→ WHAT TO DO: Locate all lines with the word "gases". Copy them.

→ Collected data:
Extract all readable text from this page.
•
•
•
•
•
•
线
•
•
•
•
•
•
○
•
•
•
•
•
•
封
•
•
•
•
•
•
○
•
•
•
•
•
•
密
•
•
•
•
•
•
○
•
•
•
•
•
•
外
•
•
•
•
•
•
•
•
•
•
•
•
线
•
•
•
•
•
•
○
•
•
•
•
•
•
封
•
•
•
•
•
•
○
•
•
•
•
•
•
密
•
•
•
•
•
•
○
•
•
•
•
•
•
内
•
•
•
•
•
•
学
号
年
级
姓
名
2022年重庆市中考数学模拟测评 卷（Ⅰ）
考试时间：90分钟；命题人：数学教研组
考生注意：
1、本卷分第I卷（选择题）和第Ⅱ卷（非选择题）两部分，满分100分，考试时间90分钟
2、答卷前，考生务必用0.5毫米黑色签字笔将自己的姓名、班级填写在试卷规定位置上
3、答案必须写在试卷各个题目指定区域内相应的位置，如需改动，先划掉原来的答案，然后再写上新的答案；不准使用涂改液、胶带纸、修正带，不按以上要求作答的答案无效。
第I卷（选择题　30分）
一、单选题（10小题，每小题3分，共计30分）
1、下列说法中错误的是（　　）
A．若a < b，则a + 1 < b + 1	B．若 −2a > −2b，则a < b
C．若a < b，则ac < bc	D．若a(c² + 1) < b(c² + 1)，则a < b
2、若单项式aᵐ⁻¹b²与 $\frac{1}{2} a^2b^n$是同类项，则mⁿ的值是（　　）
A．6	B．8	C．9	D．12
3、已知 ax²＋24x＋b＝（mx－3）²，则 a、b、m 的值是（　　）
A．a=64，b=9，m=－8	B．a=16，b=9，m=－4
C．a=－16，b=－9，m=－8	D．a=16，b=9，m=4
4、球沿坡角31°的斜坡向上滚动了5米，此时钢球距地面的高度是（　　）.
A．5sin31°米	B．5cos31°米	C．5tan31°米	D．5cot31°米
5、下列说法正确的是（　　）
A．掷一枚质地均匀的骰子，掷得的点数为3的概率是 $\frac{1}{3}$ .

...

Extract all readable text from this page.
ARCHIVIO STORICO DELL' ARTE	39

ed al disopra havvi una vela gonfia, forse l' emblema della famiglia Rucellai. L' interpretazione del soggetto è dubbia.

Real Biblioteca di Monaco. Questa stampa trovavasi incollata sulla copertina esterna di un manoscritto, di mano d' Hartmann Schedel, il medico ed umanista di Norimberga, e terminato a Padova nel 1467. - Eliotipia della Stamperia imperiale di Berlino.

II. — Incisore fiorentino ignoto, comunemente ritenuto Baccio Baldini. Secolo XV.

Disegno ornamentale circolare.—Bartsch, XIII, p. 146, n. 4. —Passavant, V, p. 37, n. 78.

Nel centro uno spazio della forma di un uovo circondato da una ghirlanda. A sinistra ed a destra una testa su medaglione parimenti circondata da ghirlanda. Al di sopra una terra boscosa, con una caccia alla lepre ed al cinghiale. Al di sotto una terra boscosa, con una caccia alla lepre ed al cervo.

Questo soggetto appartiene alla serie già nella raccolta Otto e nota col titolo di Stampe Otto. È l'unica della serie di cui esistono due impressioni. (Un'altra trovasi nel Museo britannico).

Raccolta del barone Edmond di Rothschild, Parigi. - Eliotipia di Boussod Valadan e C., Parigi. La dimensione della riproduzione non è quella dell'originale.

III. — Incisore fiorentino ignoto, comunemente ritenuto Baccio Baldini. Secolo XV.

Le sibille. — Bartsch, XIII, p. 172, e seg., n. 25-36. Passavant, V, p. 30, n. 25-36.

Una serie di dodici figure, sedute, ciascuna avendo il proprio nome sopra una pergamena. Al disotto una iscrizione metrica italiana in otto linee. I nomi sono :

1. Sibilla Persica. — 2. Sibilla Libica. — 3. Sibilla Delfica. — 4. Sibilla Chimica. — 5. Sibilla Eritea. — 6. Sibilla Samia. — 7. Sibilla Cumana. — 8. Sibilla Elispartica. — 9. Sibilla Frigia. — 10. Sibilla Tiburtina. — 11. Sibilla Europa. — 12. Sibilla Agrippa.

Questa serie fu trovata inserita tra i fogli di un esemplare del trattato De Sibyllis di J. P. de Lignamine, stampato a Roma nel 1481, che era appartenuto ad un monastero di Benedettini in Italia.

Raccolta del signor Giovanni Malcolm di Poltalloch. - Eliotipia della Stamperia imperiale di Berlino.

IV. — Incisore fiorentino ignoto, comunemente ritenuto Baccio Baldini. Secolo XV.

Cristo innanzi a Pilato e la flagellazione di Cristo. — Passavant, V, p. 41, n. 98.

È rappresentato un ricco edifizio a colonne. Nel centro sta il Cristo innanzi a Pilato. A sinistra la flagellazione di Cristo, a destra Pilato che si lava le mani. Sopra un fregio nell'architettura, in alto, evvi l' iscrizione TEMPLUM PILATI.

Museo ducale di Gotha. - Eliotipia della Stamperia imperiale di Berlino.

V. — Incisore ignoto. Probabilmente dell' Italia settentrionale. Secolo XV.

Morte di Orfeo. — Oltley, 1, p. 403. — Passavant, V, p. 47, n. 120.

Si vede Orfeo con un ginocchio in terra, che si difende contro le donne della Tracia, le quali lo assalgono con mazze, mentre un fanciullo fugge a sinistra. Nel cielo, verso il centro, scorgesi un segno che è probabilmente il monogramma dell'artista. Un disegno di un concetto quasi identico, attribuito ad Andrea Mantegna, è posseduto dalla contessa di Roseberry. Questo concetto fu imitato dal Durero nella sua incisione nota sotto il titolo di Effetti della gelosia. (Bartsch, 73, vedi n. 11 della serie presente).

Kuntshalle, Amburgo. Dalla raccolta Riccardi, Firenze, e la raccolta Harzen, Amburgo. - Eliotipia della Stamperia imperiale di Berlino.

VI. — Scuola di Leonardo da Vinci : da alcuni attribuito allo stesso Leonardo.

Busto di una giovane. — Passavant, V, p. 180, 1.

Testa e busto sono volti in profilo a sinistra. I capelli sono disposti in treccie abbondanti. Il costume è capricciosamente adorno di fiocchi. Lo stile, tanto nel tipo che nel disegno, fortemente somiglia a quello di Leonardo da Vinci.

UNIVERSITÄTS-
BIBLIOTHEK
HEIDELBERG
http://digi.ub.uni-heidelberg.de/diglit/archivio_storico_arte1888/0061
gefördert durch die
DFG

--

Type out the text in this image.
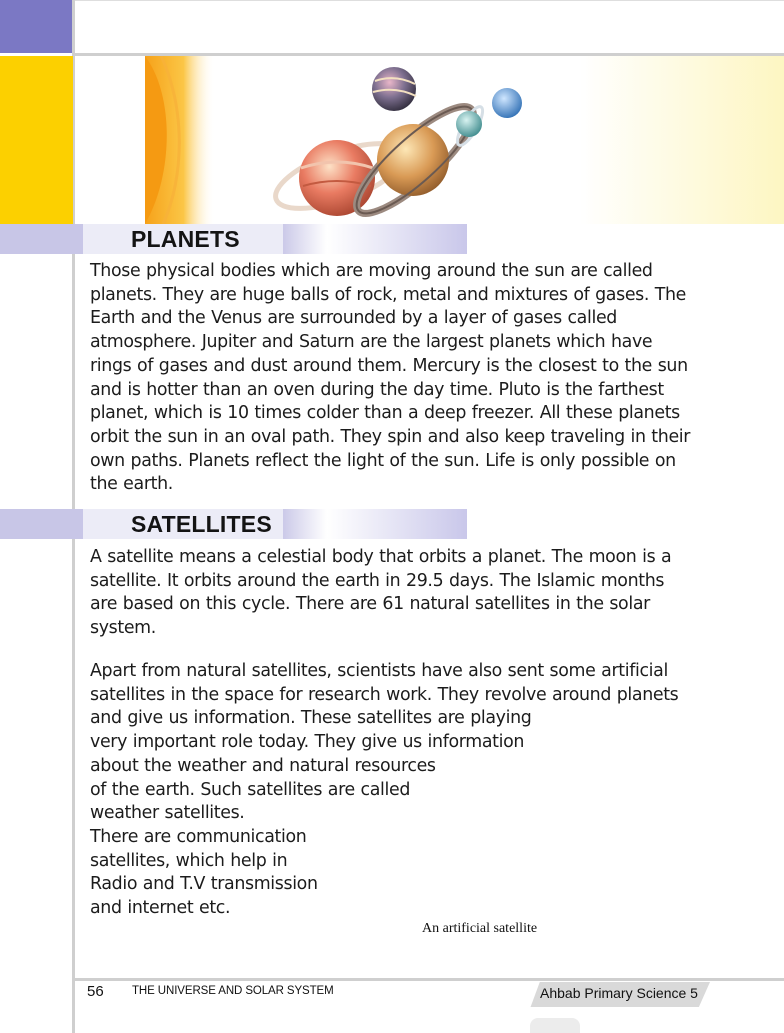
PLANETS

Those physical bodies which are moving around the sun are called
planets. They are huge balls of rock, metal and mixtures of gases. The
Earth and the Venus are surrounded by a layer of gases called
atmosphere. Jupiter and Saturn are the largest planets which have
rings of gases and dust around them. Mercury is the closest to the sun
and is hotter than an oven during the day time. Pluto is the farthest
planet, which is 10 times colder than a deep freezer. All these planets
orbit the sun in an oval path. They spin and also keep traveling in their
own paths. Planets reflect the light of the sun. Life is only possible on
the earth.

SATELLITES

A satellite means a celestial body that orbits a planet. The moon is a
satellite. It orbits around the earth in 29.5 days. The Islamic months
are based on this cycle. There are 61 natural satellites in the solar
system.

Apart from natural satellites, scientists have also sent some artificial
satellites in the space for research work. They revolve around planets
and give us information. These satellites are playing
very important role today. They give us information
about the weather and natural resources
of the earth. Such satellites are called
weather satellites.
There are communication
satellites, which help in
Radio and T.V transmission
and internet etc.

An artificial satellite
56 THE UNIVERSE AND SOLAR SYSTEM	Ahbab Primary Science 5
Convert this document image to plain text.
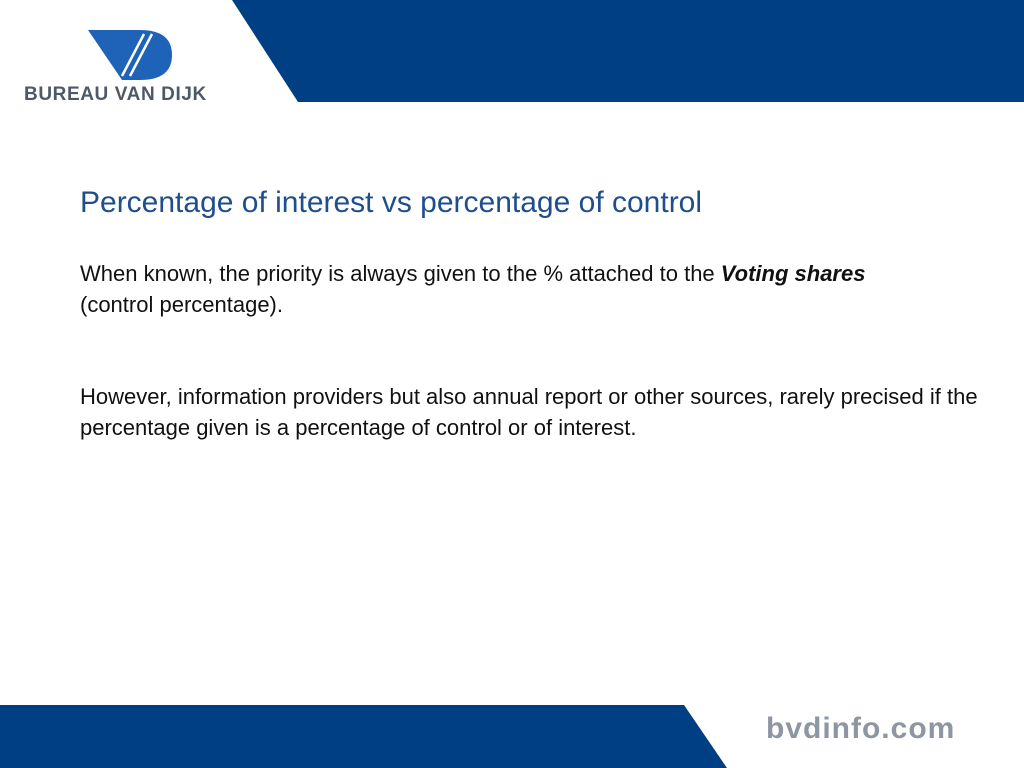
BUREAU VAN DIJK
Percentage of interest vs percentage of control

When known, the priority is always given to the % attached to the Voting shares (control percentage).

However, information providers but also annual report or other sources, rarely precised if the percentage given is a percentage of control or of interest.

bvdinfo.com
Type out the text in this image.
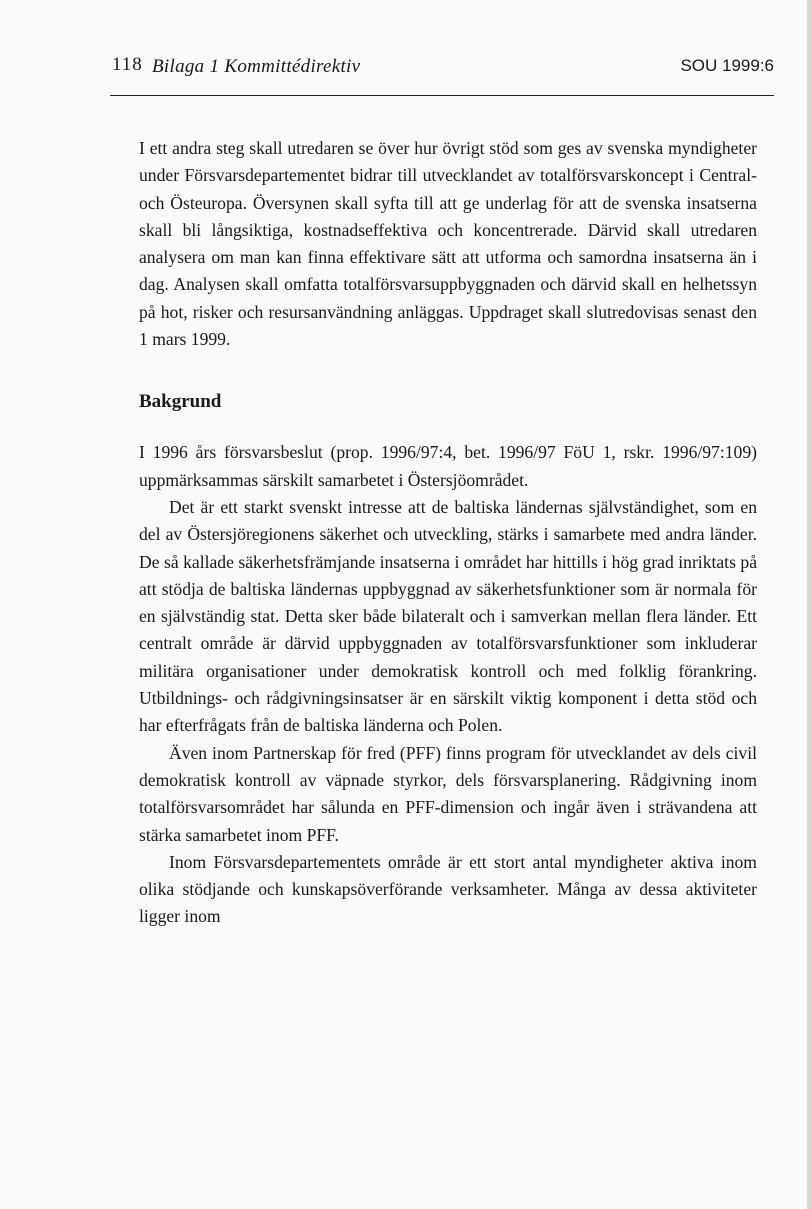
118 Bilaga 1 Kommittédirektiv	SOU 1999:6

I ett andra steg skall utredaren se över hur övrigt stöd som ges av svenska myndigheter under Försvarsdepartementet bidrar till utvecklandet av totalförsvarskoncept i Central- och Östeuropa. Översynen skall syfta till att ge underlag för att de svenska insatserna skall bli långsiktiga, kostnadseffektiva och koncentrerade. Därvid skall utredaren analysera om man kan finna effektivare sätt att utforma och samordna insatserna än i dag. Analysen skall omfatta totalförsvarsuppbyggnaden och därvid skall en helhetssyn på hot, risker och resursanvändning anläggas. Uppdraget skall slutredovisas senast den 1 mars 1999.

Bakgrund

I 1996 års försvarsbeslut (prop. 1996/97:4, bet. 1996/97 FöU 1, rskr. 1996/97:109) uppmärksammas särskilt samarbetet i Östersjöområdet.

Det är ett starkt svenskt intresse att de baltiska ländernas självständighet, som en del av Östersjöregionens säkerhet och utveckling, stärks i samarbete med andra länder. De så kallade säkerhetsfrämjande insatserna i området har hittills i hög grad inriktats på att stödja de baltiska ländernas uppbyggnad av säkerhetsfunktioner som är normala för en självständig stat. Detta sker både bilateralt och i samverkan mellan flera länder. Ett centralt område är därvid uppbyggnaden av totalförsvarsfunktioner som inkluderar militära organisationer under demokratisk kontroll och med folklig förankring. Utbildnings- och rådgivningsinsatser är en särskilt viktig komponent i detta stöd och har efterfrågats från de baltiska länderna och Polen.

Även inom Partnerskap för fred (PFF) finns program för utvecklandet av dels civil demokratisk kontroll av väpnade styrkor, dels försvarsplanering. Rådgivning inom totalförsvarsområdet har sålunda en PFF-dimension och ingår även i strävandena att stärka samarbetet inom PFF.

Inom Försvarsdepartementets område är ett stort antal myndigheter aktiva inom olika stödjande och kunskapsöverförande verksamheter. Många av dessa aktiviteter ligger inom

→ RESPONSE BELOW:
planets. They are huge balls of rock, metal and mixtures of gases. The
Earth and the Venus are surrounded by a layer of gases called
rings of gases and dust around them. Mercury is the closest to the sun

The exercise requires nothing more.